++++ Data entries

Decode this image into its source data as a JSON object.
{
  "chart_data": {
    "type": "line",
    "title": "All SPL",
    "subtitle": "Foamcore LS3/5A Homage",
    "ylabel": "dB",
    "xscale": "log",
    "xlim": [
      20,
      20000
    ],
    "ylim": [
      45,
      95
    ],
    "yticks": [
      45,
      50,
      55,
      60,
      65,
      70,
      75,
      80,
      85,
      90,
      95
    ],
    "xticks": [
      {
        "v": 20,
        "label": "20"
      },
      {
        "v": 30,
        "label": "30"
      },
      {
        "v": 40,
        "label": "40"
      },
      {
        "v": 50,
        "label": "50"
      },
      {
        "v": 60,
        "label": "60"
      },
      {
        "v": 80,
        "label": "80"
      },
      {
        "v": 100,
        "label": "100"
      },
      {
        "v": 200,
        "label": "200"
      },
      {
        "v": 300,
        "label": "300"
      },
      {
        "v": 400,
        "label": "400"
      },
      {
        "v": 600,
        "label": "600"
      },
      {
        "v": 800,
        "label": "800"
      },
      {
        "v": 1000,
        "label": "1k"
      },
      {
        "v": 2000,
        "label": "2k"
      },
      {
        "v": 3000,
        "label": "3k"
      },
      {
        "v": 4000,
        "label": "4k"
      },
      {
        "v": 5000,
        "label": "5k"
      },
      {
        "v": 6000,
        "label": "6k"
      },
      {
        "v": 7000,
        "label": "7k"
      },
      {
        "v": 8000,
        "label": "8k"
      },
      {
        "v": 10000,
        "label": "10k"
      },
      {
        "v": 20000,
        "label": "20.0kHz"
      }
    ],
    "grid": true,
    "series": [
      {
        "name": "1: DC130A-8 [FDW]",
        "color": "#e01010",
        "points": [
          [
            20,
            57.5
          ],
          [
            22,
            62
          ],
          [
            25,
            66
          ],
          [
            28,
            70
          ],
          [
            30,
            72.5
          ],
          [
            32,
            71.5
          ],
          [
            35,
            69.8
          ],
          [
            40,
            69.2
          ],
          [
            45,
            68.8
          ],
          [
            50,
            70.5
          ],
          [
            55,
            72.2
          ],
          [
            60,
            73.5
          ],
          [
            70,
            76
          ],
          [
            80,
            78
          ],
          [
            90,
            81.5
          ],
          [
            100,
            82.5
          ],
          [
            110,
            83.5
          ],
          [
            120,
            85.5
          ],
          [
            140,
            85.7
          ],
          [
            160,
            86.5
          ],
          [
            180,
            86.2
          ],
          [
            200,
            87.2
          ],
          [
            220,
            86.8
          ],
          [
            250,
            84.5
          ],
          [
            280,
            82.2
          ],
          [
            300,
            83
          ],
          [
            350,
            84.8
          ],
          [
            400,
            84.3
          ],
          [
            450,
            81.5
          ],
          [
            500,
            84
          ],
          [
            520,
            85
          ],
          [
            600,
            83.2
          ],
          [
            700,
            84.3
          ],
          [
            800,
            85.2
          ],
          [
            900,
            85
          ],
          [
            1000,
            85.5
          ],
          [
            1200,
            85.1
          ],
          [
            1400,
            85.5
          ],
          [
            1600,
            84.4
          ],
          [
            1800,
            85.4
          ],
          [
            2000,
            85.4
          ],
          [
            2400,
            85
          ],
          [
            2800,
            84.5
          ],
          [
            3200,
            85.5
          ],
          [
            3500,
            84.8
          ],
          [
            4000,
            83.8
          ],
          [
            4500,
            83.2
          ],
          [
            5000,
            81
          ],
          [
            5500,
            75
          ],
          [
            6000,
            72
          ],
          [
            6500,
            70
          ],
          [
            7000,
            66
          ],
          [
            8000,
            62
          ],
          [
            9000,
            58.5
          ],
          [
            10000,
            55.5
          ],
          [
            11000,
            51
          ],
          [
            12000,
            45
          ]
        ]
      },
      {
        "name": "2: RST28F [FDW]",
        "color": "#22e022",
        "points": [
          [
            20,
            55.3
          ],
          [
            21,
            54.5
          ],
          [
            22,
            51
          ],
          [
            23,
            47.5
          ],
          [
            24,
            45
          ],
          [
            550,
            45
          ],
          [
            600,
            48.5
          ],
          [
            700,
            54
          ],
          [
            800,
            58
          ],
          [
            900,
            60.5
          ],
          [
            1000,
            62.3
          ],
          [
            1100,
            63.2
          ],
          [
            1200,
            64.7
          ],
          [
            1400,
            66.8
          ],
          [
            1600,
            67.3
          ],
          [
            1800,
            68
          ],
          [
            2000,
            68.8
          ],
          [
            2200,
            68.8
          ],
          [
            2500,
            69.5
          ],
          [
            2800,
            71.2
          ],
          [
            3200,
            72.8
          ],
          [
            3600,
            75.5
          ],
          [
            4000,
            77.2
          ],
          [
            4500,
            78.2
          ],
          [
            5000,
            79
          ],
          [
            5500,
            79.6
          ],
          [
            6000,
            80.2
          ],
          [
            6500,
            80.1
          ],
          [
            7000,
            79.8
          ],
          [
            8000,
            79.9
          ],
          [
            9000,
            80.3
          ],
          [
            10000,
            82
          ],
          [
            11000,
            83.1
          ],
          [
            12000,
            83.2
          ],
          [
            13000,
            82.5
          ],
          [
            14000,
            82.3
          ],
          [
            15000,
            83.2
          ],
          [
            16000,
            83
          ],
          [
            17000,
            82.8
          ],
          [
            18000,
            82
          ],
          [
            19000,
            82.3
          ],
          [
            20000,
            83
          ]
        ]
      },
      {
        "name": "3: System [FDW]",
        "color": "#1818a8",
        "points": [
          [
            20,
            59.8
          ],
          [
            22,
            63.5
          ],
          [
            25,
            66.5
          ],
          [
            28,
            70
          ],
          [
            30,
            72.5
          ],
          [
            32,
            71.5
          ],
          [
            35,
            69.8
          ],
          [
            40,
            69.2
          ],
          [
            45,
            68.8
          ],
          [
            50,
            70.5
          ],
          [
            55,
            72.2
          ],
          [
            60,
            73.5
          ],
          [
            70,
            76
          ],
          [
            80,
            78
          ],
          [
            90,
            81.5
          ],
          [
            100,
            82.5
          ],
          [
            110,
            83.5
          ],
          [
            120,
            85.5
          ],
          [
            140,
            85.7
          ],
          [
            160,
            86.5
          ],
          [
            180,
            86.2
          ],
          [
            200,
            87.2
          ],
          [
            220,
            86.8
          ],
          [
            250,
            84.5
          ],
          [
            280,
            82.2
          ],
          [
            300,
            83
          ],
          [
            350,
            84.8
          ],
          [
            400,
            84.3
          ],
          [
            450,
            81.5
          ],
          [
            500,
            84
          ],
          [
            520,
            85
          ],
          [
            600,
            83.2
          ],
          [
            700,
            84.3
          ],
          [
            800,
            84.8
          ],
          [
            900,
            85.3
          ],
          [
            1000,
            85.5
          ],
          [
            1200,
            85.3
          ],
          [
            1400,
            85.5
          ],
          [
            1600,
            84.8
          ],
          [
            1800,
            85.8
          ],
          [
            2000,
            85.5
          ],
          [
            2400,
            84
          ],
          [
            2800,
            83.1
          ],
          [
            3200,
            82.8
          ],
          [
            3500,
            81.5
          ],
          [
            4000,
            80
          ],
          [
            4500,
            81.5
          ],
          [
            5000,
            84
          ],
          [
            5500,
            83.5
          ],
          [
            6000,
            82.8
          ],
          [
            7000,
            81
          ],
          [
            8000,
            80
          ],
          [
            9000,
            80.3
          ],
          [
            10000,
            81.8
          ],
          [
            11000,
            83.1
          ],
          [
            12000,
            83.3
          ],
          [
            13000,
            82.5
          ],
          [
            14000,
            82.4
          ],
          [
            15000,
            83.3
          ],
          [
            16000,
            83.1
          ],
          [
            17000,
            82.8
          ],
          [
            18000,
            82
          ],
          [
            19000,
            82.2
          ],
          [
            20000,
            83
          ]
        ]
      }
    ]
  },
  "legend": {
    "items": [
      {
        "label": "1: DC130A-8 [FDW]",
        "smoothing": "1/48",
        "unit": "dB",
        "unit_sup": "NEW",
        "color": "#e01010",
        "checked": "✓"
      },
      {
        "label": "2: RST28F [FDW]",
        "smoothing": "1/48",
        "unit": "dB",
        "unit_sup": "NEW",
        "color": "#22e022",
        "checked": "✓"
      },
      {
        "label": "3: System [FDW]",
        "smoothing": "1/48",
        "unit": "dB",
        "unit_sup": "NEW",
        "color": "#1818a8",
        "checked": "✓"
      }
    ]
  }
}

++++++++

## Problem description
Using the material above, gather every line that includes "name".

## Complete answer
        "name": "1: DC130A-8 [FDW]",
        "name": "2: RST28F [FDW]",
        "name": "3: System [FDW]",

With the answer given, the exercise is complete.